■ Extracted data:
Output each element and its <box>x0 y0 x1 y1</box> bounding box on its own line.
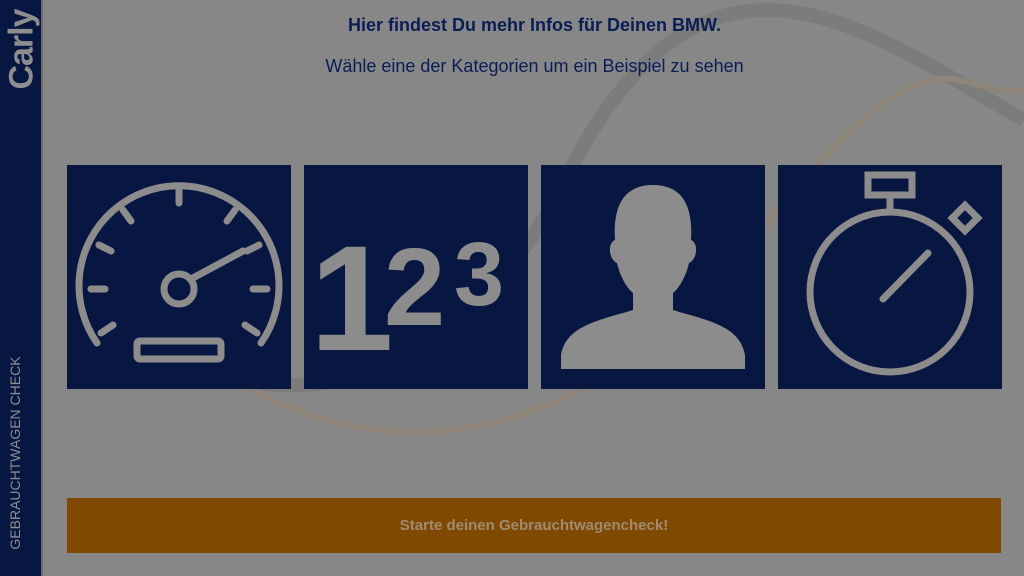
category-tile-numbers[interactable]: 1 2 3 <box>304 165 528 389</box>
svg-text:3: 3 <box>454 225 504 325</box>
category-tile-stopwatch[interactable] <box>778 165 1002 389</box>
person-icon <box>561 185 745 369</box>
page-title: Hier findest Du mehr Infos für Deinen BM… <box>347 15 722 35</box>
svg-text:2: 2 <box>384 226 445 349</box>
numbers-123-icon: 1 2 3 <box>310 214 504 382</box>
stopwatch-icon <box>806 171 983 376</box>
category-tile-speedometer[interactable] <box>67 165 291 389</box>
speedometer-icon <box>75 182 283 363</box>
start-check-button[interactable]: Starte deinen Gebrauchtwagencheck! <box>67 498 1001 553</box>
sidebar-label: GEBRAUCHTWAGEN CHECK <box>7 356 23 550</box>
svg-text:1: 1 <box>310 214 393 382</box>
category-tile-person[interactable] <box>541 165 765 389</box>
page-subtitle: Wähle eine der Kategorien um ein Beispie… <box>325 56 744 76</box>
sidebar: Carly GEBRAUCHTWAGEN CHECK <box>0 0 43 576</box>
carly-logo: Carly <box>2 9 41 90</box>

■ What you need to do:
Return every line of the listing above verbatim, omitting the picture.

■ Solution below:
Output each element and its <box>x0 y0 x1 y1</box> bounding box on its own line.
category-tile-numbers[interactable]: 1 2 3 <box>304 165 528 389</box>
svg-text:3: 3 <box>454 225 504 325</box>
category-tile-stopwatch[interactable] <box>778 165 1002 389</box>
person-icon <box>561 185 745 369</box>
page-title: Hier findest Du mehr Infos für Deinen BM… <box>347 15 722 35</box>
svg-text:2: 2 <box>384 226 445 349</box>
numbers-123-icon: 1 2 3 <box>310 214 504 382</box>
stopwatch-icon <box>806 171 983 376</box>
category-tile-speedometer[interactable] <box>67 165 291 389</box>
speedometer-icon <box>75 182 283 363</box>
start-check-button[interactable]: Starte deinen Gebrauchtwagencheck! <box>67 498 1001 553</box>
sidebar-label: GEBRAUCHTWAGEN CHECK <box>7 356 23 550</box>
svg-text:1: 1 <box>310 214 393 382</box>
category-tile-person[interactable] <box>541 165 765 389</box>
page-subtitle: Wähle eine der Kategorien um ein Beispie… <box>325 56 744 76</box>
sidebar: Carly GEBRAUCHTWAGEN CHECK <box>0 0 43 576</box>
carly-logo: Carly <box>2 9 41 90</box>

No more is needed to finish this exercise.